(begin)

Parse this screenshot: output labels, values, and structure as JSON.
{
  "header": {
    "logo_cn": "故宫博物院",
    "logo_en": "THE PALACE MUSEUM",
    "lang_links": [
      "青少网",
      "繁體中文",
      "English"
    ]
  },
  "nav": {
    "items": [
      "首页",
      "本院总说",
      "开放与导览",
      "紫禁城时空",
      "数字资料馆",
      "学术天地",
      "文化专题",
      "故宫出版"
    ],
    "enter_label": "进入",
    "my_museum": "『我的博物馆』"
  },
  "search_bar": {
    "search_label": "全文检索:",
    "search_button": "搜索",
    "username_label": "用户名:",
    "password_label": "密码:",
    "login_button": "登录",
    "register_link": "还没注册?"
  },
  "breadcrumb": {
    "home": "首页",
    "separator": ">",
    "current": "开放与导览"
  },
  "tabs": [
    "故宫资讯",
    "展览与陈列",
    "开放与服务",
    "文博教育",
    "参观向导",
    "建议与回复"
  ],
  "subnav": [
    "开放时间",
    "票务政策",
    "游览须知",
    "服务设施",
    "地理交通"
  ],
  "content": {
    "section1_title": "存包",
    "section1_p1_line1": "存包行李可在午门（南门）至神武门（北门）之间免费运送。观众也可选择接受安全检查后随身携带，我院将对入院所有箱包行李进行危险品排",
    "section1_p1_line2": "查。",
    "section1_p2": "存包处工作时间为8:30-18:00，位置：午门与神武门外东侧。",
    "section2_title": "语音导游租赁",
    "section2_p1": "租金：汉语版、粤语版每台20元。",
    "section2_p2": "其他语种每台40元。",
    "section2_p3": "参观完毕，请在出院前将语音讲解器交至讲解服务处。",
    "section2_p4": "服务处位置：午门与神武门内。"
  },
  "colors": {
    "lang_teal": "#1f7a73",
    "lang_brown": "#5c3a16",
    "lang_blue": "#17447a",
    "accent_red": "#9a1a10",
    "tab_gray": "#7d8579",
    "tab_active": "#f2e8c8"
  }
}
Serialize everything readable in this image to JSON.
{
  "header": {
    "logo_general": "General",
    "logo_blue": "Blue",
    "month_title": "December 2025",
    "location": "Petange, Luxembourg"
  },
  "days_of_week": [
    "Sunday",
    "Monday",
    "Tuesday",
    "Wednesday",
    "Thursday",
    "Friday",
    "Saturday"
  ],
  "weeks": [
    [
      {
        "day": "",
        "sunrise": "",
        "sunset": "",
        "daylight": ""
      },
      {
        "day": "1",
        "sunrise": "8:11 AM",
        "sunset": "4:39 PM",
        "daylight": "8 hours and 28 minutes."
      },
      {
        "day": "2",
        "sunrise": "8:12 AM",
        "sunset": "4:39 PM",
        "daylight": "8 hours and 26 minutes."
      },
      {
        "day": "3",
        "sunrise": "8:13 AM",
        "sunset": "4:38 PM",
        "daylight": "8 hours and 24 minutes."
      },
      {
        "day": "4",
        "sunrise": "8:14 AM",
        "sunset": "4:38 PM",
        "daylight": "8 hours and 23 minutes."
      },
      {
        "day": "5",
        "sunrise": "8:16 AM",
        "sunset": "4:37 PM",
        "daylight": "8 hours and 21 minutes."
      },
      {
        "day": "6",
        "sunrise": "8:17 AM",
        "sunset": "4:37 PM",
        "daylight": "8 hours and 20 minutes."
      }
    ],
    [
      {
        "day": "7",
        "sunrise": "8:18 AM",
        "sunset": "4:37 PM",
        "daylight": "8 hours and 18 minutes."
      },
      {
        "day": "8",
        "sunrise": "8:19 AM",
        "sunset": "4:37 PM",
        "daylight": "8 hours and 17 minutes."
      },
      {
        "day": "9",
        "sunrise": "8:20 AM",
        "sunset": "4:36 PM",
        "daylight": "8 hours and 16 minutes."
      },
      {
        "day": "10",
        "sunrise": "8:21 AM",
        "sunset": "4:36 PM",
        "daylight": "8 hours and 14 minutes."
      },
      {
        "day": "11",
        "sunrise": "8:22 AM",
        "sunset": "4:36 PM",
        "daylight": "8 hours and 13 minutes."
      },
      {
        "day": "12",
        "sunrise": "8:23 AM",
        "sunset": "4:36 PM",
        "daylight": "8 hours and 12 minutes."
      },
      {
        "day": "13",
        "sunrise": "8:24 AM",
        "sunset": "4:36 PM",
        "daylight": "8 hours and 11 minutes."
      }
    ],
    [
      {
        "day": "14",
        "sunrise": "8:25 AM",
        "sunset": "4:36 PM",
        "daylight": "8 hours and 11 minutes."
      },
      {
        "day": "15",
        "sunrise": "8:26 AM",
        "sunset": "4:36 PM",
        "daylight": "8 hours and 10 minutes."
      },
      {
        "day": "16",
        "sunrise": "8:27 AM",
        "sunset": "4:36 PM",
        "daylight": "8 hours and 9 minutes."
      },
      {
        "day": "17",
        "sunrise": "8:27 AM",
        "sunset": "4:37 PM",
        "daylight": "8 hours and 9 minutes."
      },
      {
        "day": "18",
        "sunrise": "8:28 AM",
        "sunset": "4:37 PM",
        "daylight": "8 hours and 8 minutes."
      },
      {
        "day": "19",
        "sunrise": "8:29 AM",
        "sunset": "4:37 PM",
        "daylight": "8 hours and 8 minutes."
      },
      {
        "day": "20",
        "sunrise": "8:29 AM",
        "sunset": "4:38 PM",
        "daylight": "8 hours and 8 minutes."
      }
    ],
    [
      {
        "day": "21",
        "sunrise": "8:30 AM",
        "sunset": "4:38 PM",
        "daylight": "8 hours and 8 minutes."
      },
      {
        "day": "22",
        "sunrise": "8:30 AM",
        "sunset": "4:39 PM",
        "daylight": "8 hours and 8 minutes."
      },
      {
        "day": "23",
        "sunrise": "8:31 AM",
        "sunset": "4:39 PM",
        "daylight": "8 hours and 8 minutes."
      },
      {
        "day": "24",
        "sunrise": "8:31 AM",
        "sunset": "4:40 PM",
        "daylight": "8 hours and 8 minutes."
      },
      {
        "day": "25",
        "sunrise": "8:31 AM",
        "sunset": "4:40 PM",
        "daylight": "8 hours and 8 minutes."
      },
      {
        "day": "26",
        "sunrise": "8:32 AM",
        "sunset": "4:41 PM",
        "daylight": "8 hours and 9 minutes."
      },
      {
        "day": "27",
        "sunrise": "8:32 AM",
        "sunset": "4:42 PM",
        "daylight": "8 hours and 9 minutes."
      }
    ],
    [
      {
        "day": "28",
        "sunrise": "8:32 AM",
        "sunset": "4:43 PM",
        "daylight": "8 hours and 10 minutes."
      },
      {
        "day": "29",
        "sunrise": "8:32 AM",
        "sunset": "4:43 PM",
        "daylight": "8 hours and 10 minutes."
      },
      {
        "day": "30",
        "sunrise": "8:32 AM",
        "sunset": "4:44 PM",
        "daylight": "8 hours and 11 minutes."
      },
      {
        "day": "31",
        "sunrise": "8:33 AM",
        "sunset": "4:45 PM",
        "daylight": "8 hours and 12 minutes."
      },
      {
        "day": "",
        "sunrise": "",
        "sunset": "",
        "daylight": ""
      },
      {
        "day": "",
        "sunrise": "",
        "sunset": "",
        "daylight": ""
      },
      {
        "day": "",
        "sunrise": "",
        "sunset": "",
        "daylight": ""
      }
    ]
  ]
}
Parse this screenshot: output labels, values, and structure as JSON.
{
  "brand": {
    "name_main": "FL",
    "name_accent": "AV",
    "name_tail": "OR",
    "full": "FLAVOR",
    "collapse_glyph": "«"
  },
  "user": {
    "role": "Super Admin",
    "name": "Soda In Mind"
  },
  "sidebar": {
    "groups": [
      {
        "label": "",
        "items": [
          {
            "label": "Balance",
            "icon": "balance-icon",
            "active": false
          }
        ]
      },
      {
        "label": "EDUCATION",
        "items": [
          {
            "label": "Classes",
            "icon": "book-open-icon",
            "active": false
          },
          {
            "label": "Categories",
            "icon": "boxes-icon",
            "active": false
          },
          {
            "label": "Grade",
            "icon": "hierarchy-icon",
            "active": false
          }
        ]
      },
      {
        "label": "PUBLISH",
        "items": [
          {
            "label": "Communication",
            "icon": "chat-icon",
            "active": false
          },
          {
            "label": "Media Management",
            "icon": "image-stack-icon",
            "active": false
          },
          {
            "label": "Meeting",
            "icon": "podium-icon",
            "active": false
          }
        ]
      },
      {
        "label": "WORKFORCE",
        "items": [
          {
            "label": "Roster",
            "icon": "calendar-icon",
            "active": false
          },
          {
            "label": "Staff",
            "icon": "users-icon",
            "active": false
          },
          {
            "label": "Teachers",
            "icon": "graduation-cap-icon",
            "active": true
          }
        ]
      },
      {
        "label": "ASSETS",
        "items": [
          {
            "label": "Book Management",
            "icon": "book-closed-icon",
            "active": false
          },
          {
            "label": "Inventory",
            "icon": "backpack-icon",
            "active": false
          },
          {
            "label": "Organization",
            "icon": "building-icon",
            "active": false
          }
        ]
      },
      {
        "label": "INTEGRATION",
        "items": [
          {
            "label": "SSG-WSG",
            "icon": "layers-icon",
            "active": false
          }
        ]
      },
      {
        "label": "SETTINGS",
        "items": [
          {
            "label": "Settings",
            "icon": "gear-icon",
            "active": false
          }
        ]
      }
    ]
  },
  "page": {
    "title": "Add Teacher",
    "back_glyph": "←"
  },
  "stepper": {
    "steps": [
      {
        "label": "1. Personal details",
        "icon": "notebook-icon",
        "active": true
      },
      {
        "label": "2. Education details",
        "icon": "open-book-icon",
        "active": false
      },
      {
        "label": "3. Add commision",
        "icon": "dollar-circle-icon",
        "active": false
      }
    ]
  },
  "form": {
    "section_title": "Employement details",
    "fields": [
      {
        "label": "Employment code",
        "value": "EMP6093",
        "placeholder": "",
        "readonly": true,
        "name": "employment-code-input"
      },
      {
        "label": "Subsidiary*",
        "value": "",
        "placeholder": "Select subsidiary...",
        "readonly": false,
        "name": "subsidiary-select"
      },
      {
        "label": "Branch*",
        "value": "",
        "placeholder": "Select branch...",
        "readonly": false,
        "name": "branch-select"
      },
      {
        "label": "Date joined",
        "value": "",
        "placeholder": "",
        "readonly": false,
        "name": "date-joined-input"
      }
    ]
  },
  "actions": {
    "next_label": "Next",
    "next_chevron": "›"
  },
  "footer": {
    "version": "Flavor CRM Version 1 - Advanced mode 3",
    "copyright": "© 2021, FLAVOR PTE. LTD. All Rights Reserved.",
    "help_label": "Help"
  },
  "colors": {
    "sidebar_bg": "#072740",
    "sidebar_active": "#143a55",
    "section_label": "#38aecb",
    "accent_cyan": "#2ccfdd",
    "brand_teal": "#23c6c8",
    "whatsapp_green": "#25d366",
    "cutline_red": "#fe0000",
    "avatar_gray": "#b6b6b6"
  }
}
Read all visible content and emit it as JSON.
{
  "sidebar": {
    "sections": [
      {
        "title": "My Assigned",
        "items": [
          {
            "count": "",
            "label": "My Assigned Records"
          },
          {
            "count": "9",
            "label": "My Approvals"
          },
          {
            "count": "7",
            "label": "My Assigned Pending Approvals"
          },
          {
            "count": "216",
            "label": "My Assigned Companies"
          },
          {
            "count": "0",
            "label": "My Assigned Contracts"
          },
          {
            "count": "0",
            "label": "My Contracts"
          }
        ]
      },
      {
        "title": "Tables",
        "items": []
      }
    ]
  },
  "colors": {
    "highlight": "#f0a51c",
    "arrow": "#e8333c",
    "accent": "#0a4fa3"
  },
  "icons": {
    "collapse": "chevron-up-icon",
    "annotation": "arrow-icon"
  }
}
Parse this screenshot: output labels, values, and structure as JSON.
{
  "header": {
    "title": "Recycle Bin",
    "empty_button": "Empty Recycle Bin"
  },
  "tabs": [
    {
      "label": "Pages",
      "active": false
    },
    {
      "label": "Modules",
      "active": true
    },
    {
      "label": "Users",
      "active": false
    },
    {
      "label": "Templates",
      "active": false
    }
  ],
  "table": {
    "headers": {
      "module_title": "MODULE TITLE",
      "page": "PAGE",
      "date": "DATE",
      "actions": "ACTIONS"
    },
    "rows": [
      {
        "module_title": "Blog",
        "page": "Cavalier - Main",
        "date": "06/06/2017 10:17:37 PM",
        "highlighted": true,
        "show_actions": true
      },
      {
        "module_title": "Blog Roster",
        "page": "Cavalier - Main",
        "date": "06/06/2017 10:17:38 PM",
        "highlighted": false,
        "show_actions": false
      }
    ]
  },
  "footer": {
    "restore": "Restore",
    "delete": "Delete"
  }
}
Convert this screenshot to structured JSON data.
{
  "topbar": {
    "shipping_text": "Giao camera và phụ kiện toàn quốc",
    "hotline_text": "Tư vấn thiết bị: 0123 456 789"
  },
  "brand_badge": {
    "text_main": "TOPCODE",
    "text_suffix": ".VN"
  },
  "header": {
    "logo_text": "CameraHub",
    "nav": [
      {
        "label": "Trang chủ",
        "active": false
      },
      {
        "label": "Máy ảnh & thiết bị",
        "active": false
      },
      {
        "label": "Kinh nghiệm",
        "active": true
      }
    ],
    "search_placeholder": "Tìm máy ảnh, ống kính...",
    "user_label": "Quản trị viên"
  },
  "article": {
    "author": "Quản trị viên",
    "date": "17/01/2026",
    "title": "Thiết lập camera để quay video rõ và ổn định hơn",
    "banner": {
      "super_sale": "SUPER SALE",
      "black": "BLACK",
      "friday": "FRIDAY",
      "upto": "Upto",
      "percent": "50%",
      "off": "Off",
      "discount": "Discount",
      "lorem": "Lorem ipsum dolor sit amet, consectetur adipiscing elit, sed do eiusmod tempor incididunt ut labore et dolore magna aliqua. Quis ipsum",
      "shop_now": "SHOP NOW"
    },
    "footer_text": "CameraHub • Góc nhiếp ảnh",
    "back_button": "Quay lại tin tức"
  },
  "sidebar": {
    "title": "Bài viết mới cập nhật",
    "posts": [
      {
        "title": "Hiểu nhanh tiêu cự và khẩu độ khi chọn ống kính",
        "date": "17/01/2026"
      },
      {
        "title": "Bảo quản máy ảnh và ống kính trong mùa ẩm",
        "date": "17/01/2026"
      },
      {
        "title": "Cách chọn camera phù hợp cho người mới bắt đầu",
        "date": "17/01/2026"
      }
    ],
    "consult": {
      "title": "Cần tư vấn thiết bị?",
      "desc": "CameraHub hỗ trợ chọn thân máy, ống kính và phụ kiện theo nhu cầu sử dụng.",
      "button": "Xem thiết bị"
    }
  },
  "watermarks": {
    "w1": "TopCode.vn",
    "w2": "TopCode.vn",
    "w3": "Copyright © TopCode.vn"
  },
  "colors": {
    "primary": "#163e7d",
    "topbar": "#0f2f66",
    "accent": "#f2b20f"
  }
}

(end)

(TASK DIRECTIONS)
Look through the entries above; copy each line where the string "Roster" appears.

(CORRECT ANSWER)
            "label": "Roster",
        "module_title": "Blog Roster",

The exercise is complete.